# [Your instructions]
Copy the material from the line containing "Identify all the" through the line containing "estimated-eth-value: 0.0 [440, 643, 491, 684]", replacing "backspace-icon" with "delete-icon" and leaving everything else unchanged.

# [Material provided]
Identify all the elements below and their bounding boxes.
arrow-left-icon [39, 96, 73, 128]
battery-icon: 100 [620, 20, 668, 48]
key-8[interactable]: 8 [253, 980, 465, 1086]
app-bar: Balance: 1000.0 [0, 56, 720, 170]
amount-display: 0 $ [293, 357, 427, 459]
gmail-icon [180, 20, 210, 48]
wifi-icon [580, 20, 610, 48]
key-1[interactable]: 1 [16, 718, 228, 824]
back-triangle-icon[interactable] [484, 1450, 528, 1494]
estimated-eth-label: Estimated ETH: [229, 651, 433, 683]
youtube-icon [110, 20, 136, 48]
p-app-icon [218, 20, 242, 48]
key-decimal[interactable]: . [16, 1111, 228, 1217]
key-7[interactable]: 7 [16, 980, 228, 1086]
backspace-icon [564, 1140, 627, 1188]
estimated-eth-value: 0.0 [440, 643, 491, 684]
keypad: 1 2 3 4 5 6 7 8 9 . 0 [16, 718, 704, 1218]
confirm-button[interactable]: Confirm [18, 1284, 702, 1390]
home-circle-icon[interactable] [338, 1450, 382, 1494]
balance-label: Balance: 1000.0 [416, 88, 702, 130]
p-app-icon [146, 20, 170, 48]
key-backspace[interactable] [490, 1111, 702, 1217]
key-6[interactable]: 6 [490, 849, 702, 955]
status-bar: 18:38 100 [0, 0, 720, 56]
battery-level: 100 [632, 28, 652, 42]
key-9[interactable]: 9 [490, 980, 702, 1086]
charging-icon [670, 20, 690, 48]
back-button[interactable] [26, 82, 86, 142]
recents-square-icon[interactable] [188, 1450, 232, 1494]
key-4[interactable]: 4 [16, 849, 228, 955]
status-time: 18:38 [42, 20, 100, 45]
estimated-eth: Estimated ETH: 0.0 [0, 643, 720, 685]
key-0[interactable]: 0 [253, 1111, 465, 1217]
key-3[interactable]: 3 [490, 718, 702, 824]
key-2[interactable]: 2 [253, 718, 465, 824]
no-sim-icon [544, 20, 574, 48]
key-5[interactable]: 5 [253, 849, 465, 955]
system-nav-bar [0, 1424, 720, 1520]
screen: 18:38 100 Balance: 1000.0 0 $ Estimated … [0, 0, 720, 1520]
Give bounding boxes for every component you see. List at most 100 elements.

--

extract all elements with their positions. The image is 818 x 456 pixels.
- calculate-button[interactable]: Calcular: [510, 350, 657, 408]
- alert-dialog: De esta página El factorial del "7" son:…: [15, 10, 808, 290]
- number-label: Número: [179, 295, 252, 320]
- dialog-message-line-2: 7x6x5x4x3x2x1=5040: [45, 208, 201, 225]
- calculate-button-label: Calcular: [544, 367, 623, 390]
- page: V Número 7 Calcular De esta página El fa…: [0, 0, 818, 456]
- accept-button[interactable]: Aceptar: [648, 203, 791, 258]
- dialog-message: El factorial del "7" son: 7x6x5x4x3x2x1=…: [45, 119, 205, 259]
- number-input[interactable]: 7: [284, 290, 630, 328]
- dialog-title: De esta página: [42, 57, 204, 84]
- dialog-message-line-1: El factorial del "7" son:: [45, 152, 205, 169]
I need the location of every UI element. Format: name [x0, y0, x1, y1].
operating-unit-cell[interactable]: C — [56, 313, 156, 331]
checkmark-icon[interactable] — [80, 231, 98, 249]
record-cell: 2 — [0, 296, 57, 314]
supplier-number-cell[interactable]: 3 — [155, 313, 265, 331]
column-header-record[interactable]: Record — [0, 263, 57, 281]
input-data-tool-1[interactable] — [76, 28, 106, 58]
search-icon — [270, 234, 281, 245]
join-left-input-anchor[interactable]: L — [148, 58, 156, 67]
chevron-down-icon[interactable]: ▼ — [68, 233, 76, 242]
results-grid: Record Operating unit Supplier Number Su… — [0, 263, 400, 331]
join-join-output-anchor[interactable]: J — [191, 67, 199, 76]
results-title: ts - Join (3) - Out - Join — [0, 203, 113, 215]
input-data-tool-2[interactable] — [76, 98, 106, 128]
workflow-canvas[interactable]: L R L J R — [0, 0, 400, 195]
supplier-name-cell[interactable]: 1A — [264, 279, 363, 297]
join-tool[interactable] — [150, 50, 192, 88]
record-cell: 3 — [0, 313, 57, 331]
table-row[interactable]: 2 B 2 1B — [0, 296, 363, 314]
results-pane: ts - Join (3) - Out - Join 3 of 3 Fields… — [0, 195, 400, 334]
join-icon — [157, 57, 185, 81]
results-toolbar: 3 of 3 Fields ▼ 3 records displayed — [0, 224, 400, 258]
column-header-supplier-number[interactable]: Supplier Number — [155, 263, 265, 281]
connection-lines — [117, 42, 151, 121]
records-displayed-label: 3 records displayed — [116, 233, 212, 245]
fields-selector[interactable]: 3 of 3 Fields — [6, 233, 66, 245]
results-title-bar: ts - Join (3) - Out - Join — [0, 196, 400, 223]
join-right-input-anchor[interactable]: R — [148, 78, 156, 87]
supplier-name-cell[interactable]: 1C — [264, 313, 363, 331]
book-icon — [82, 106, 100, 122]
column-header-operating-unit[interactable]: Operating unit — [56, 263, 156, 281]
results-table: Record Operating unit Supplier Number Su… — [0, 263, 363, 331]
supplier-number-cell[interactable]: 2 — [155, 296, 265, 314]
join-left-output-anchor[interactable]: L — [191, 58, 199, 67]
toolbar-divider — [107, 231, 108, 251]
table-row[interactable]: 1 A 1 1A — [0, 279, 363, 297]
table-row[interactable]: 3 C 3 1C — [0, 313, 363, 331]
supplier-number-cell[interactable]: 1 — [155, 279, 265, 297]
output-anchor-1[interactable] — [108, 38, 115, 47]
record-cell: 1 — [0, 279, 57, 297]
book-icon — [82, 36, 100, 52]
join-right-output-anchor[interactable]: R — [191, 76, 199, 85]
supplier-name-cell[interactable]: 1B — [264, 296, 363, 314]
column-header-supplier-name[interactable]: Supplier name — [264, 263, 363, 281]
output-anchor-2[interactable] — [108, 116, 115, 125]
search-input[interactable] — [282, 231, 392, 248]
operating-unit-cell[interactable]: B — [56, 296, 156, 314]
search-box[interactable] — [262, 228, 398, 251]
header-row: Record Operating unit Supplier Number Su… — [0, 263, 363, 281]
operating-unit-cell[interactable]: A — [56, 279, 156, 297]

# [Solution to this exercise]
Identify all the elements below and their bounding boxes.
arrow-left-icon [39, 96, 73, 128]
battery-icon: 100 [620, 20, 668, 48]
key-8[interactable]: 8 [253, 980, 465, 1086]
app-bar: Balance: 1000.0 [0, 56, 720, 170]
amount-display: 0 $ [293, 357, 427, 459]
gmail-icon [180, 20, 210, 48]
wifi-icon [580, 20, 610, 48]
key-1[interactable]: 1 [16, 718, 228, 824]
back-triangle-icon[interactable] [484, 1450, 528, 1494]
estimated-eth-label: Estimated ETH: [229, 651, 433, 683]
youtube-icon [110, 20, 136, 48]
p-app-icon [218, 20, 242, 48]
key-decimal[interactable]: . [16, 1111, 228, 1217]
key-7[interactable]: 7 [16, 980, 228, 1086]
delete-icon [564, 1140, 627, 1188]
estimated-eth-value: 0.0 [440, 643, 491, 684]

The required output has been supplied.